» Exercise requirements:
Write out each entry again. Keep every word exactly as it is.

(Extracted data entries)
--------------------------------

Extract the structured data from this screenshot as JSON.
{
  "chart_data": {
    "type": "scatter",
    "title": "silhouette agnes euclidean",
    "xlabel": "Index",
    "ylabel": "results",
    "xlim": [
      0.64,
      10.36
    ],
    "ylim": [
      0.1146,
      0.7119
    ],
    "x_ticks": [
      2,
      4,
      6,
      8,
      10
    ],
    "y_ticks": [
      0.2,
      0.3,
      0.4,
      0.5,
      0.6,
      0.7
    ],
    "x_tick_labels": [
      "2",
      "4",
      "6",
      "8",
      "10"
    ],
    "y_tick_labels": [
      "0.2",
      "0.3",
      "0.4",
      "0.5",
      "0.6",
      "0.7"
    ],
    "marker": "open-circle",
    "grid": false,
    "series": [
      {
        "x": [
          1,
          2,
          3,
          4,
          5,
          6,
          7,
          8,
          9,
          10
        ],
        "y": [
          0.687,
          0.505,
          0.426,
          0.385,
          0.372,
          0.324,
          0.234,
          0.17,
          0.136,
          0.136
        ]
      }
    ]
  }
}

--------------------------------

» Written response:
Extract the structured data from this screenshot as JSON.
{
  "chart_data": {
    "type": "scatter",
    "title": "silhouette agnes euclidean",
    "xlabel": "Index",
    "ylabel": "results",
    "xlim": [
      0.64,
      10.36
    ],
    "ylim": [
      0.1146,
      0.7119
    ],
    "x_ticks": [
      2,
      4,
      6,
      8,
      10
    ],
    "y_ticks": [
      0.2,
      0.3,
      0.4,
      0.5,
      0.6,
      0.7
    ],
    "x_tick_labels": [
      "2",
      "4",
      "6",
      "8",
      "10"
    ],
    "y_tick_labels": [
      "0.2",
      "0.3",
      "0.4",
      "0.5",
      "0.6",
      "0.7"
    ],
    "marker": "open-circle",
    "grid": false,
    "series": [
      {
        "x": [
          1,
          2,
          3,
          4,
          5,
          6,
          7,
          8,
          9,
          10
        ],
        "y": [
          0.687,
          0.505,
          0.426,
          0.385,
          0.372,
          0.324,
          0.234,
          0.17,
          0.136,
          0.136
        ]
      }
    ]
  }
}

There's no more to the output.